§ **Job**
Find the word "text" in the listing; pull out each line holding it.

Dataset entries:
────────────────────

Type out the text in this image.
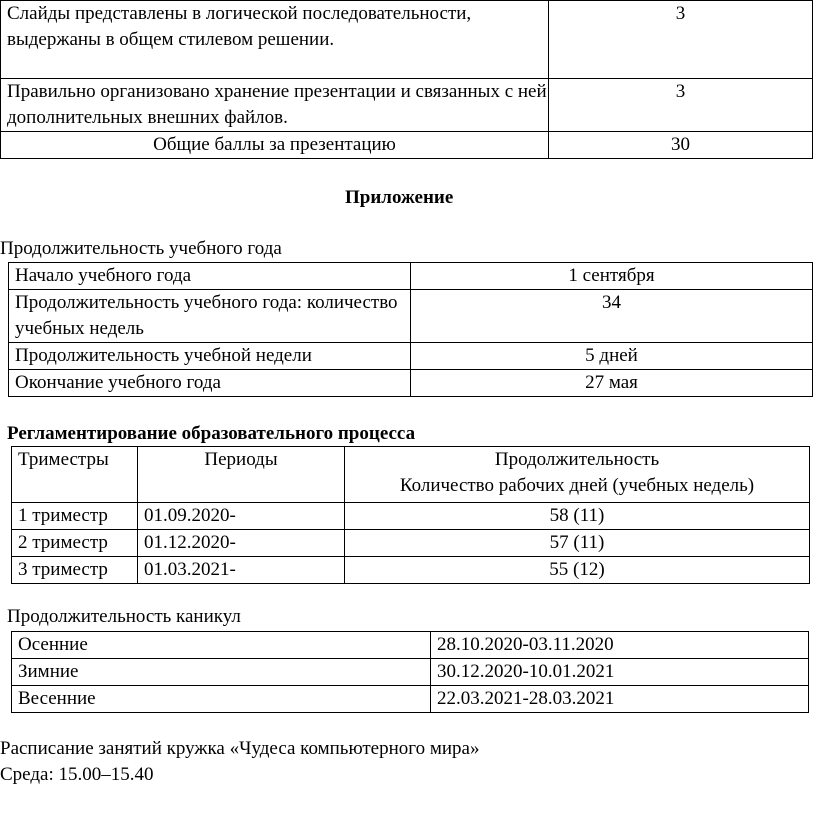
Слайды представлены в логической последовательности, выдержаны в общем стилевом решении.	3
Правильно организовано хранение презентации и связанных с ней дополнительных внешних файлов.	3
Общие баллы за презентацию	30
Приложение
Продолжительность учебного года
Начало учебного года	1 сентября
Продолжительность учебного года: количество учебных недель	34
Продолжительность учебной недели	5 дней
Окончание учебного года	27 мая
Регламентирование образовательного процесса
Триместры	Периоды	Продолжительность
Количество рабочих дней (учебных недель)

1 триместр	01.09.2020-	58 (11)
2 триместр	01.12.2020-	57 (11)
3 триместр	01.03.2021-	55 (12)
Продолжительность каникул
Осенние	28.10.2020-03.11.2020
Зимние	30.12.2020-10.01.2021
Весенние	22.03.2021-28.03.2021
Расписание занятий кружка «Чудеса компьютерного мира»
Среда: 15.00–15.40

────────────────────

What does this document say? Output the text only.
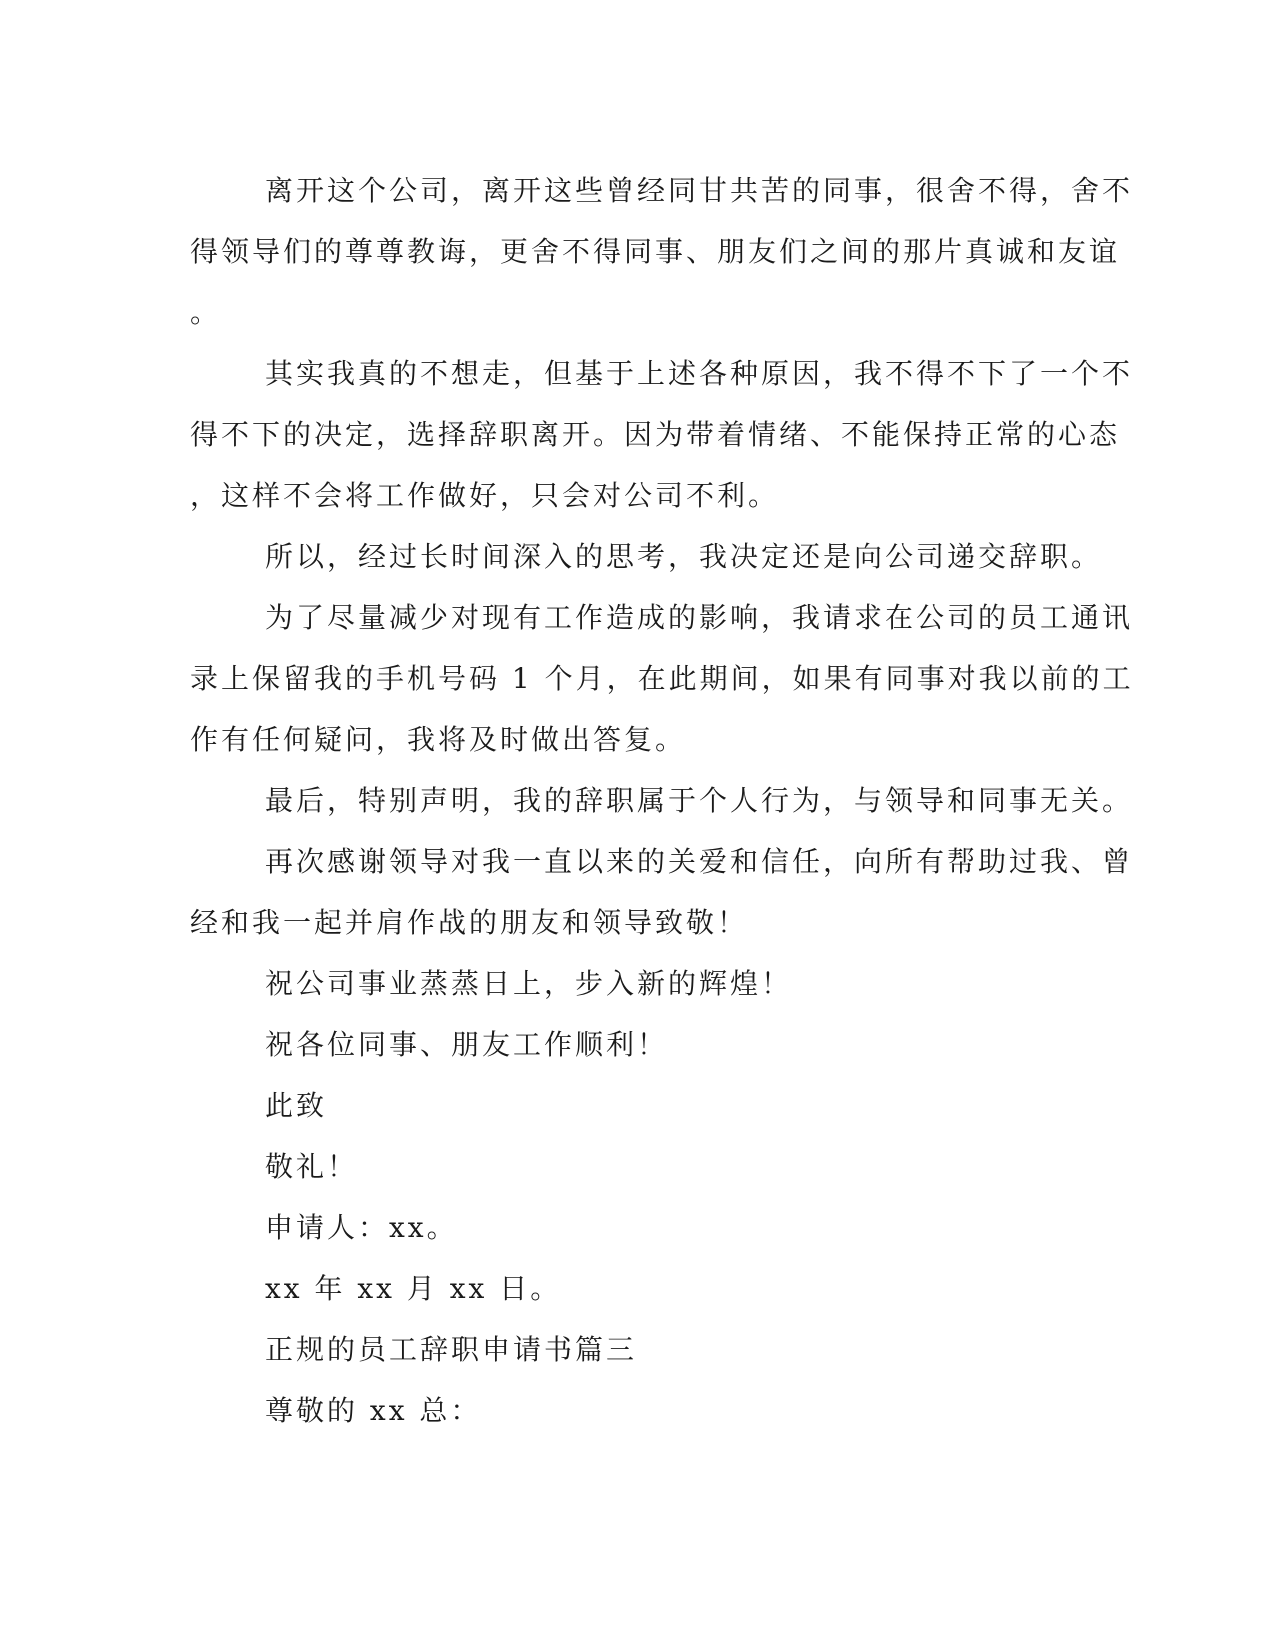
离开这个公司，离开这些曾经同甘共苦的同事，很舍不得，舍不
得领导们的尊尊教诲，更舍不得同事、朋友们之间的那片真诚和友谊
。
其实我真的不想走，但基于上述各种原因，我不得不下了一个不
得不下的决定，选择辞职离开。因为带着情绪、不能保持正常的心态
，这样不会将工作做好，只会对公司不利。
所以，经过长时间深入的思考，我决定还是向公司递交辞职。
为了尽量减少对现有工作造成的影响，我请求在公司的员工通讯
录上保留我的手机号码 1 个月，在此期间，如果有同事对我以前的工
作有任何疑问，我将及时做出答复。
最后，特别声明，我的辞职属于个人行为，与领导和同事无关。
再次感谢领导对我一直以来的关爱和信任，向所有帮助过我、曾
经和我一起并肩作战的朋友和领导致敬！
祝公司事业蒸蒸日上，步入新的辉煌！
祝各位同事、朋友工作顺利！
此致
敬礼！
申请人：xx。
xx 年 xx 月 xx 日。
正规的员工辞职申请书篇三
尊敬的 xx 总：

────────────────────

§ **The result**
Type out the text in this image.
What does this document say? Output the text only.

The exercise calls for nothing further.